• [Provided entries]:
== == ==
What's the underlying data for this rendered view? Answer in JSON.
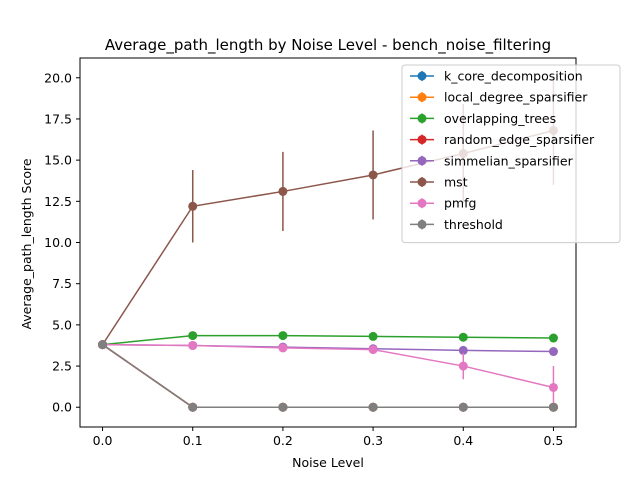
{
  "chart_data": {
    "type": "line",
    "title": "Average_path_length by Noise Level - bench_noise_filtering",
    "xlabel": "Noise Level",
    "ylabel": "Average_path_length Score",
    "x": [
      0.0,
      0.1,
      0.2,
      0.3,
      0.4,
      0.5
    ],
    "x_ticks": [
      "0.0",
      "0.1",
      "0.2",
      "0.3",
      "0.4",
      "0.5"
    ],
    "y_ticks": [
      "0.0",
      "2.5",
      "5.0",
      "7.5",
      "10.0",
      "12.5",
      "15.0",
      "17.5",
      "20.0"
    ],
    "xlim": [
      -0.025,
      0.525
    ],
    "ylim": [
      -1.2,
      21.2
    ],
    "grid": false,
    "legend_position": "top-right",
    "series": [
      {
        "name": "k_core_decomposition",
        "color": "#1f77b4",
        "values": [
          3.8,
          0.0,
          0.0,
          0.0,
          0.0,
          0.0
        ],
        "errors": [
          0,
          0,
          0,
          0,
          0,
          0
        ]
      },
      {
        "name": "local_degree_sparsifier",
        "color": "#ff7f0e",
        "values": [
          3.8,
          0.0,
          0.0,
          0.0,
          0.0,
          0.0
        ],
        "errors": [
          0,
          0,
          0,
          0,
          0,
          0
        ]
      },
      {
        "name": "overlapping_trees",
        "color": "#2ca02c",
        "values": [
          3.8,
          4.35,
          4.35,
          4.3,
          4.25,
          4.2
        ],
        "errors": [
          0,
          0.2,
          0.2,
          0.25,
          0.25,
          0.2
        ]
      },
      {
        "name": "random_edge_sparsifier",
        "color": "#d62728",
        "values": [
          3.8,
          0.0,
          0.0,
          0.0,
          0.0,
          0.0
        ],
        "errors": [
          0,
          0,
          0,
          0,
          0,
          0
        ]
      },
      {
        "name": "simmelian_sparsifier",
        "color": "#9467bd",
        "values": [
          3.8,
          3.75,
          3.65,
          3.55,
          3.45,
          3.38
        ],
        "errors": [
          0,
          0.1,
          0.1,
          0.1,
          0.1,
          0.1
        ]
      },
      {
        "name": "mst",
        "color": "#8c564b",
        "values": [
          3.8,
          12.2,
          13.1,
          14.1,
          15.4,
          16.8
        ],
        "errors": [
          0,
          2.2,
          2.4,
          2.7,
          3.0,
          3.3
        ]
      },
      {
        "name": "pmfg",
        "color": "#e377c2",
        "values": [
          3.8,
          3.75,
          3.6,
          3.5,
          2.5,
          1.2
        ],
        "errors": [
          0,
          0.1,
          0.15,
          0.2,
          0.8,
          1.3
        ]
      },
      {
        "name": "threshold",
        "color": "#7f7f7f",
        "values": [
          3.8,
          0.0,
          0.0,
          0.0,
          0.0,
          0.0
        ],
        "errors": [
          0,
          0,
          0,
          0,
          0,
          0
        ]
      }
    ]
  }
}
== == ==
• [Written problem]: Go through the records. Copy each line where "Level" appears.

• [Solution to the exercise]:
    "title": "Average_path_length by Noise Level - bench_noise_filtering",
    "xlabel": "Noise Level",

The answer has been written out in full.